● **JOB**: Reproduce all of the material word for word.

● **RECORDS PROVIDED**:

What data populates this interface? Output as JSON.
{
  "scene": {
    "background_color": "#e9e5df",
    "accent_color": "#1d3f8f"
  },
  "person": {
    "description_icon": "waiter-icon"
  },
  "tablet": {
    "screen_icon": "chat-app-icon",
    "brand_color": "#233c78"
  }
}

● **WRITTEN SOLUTION**:
What data populates this interface? Output as JSON.
{
  "scene": {
    "background_color": "#e9e5df",
    "accent_color": "#1d3f8f"
  },
  "person": {
    "description_icon": "waiter-icon"
  },
  "tablet": {
    "screen_icon": "chat-app-icon",
    "brand_color": "#233c78"
  }
}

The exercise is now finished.